Saved entries:
··········

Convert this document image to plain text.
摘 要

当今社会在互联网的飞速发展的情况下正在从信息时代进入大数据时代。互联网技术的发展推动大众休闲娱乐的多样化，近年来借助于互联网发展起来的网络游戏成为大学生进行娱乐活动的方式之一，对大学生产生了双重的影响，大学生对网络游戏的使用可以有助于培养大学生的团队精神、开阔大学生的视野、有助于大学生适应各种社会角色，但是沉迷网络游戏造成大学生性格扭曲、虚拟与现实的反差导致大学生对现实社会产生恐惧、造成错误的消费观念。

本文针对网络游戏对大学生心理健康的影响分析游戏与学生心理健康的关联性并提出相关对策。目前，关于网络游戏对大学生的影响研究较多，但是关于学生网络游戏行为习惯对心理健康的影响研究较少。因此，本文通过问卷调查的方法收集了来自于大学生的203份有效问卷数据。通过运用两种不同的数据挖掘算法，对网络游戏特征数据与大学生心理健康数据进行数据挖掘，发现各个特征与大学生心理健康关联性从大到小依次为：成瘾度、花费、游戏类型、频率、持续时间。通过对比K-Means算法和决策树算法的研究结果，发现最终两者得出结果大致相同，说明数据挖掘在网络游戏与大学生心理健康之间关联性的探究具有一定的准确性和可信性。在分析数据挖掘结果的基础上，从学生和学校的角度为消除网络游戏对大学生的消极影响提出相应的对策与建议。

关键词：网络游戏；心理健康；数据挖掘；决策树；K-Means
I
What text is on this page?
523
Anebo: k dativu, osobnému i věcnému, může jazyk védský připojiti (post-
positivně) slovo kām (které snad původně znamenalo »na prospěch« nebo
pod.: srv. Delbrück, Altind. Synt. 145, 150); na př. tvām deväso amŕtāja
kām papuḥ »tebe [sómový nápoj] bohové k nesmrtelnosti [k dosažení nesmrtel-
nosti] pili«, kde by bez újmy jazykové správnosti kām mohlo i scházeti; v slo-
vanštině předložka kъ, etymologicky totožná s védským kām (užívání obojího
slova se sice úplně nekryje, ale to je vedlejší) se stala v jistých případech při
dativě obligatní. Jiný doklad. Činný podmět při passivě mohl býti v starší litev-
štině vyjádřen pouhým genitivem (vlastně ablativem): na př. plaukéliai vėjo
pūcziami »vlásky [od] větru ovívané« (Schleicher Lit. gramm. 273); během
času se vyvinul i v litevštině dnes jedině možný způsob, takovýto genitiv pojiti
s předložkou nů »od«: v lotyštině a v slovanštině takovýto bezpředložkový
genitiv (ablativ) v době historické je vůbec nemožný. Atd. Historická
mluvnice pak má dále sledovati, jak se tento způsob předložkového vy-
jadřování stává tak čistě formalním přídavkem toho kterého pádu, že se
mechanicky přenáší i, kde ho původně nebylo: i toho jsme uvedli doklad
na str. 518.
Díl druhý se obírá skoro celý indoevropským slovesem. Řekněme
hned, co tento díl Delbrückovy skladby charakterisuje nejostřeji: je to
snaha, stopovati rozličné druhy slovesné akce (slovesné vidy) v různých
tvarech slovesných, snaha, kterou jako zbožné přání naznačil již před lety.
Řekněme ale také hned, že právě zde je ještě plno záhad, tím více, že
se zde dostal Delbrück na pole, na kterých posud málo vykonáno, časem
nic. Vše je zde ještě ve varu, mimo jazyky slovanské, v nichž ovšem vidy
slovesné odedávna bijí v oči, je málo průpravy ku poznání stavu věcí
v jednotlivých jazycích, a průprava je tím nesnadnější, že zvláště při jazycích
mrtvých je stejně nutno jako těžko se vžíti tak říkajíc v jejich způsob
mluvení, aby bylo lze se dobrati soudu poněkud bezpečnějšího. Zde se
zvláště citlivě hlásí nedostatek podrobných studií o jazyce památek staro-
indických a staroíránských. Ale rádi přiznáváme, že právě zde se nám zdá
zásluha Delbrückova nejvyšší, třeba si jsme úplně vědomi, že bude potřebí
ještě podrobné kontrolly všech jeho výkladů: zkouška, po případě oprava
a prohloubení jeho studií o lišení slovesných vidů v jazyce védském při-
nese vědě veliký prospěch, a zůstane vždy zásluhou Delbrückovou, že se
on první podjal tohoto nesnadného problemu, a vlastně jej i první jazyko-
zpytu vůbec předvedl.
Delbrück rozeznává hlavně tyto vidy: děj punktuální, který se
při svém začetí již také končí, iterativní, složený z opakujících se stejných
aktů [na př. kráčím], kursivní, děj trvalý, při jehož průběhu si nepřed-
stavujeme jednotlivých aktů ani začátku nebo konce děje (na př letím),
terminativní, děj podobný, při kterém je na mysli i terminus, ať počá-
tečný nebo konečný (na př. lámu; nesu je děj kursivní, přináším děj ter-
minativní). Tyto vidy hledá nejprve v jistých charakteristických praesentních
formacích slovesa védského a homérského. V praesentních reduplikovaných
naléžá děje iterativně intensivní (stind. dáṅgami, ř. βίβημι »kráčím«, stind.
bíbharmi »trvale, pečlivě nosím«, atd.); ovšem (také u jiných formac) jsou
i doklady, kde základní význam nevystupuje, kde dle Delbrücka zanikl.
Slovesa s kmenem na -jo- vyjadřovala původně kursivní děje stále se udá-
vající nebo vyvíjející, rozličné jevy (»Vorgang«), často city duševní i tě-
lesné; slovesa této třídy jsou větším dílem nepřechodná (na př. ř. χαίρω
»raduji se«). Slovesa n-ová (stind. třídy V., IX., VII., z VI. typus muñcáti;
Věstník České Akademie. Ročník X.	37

··········

WHAT TO PRODUCE →
Exactly reproduce the material above.

REPLY →
Convert this document image to plain text.
摘 要

当今社会在互联网的飞速发展的情况下正在从信息时代进入大数据时代。互联网技术的发展推动大众休闲娱乐的多样化，近年来借助于互联网发展起来的网络游戏成为大学生进行娱乐活动的方式之一，对大学生产生了双重的影响，大学生对网络游戏的使用可以有助于培养大学生的团队精神、开阔大学生的视野、有助于大学生适应各种社会角色，但是沉迷网络游戏造成大学生性格扭曲、虚拟与现实的反差导致大学生对现实社会产生恐惧、造成错误的消费观念。

本文针对网络游戏对大学生心理健康的影响分析游戏与学生心理健康的关联性并提出相关对策。目前，关于网络游戏对大学生的影响研究较多，但是关于学生网络游戏行为习惯对心理健康的影响研究较少。因此，本文通过问卷调查的方法收集了来自于大学生的203份有效问卷数据。通过运用两种不同的数据挖掘算法，对网络游戏特征数据与大学生心理健康数据进行数据挖掘，发现各个特征与大学生心理健康关联性从大到小依次为：成瘾度、花费、游戏类型、频率、持续时间。通过对比K-Means算法和决策树算法的研究结果，发现最终两者得出结果大致相同，说明数据挖掘在网络游戏与大学生心理健康之间关联性的探究具有一定的准确性和可信性。在分析数据挖掘结果的基础上，从学生和学校的角度为消除网络游戏对大学生的消极影响提出相应的对策与建议。

关键词：网络游戏；心理健康；数据挖掘；决策树；K-Means
I
What text is on this page?
523
Anebo: k dativu, osobnému i věcnému, může jazyk védský připojiti (post-
positivně) slovo kām (které snad původně znamenalo »na prospěch« nebo
pod.: srv. Delbrück, Altind. Synt. 145, 150); na př. tvām deväso amŕtāja
kām papuḥ »tebe [sómový nápoj] bohové k nesmrtelnosti [k dosažení nesmrtel-
nosti] pili«, kde by bez újmy jazykové správnosti kām mohlo i scházeti; v slo-
vanštině předložka kъ, etymologicky totožná s védským kām (užívání obojího
slova se sice úplně nekryje, ale to je vedlejší) se stala v jistých případech při
dativě obligatní. Jiný doklad. Činný podmět při passivě mohl býti v starší litev-
štině vyjádřen pouhým genitivem (vlastně ablativem): na př. plaukéliai vėjo
pūcziami »vlásky [od] větru ovívané« (Schleicher Lit. gramm. 273); během
času se vyvinul i v litevštině dnes jedině možný způsob, takovýto genitiv pojiti
s předložkou nů »od«: v lotyštině a v slovanštině takovýto bezpředložkový
genitiv (ablativ) v době historické je vůbec nemožný. Atd. Historická
mluvnice pak má dále sledovati, jak se tento způsob předložkového vy-
jadřování stává tak čistě formalním přídavkem toho kterého pádu, že se
mechanicky přenáší i, kde ho původně nebylo: i toho jsme uvedli doklad
na str. 518.
Díl druhý se obírá skoro celý indoevropským slovesem. Řekněme
hned, co tento díl Delbrückovy skladby charakterisuje nejostřeji: je to
snaha, stopovati rozličné druhy slovesné akce (slovesné vidy) v různých
tvarech slovesných, snaha, kterou jako zbožné přání naznačil již před lety.
Řekněme ale také hned, že právě zde je ještě plno záhad, tím více, že
se zde dostal Delbrück na pole, na kterých posud málo vykonáno, časem
nic. Vše je zde ještě ve varu, mimo jazyky slovanské, v nichž ovšem vidy
slovesné odedávna bijí v oči, je málo průpravy ku poznání stavu věcí
v jednotlivých jazycích, a průprava je tím nesnadnější, že zvláště při jazycích
mrtvých je stejně nutno jako těžko se vžíti tak říkajíc v jejich způsob
mluvení, aby bylo lze se dobrati soudu poněkud bezpečnějšího. Zde se
zvláště citlivě hlásí nedostatek podrobných studií o jazyce památek staro-
indických a staroíránských. Ale rádi přiznáváme, že právě zde se nám zdá
zásluha Delbrückova nejvyšší, třeba si jsme úplně vědomi, že bude potřebí
ještě podrobné kontrolly všech jeho výkladů: zkouška, po případě oprava
a prohloubení jeho studií o lišení slovesných vidů v jazyce védském při-
nese vědě veliký prospěch, a zůstane vždy zásluhou Delbrückovou, že se
on první podjal tohoto nesnadného problemu, a vlastně jej i první jazyko-
zpytu vůbec předvedl.
Delbrück rozeznává hlavně tyto vidy: děj punktuální, který se
při svém začetí již také končí, iterativní, složený z opakujících se stejných
aktů [na př. kráčím], kursivní, děj trvalý, při jehož průběhu si nepřed-
stavujeme jednotlivých aktů ani začátku nebo konce děje (na př letím),
terminativní, děj podobný, při kterém je na mysli i terminus, ať počá-
tečný nebo konečný (na př. lámu; nesu je děj kursivní, přináším děj ter-
minativní). Tyto vidy hledá nejprve v jistých charakteristických praesentních
formacích slovesa védského a homérského. V praesentních reduplikovaných
naléžá děje iterativně intensivní (stind. dáṅgami, ř. βίβημι »kráčím«, stind.
bíbharmi »trvale, pečlivě nosím«, atd.); ovšem (také u jiných formac) jsou
i doklady, kde základní význam nevystupuje, kde dle Delbrücka zanikl.
Slovesa s kmenem na -jo- vyjadřovala původně kursivní děje stále se udá-
vající nebo vyvíjející, rozličné jevy (»Vorgang«), často city duševní i tě-
lesné; slovesa této třídy jsou větším dílem nepřechodná (na př. ř. χαίρω
»raduji se«). Slovesa n-ová (stind. třídy V., IX., VII., z VI. typus muñcáti;
Věstník České Akademie. Ročník X.	37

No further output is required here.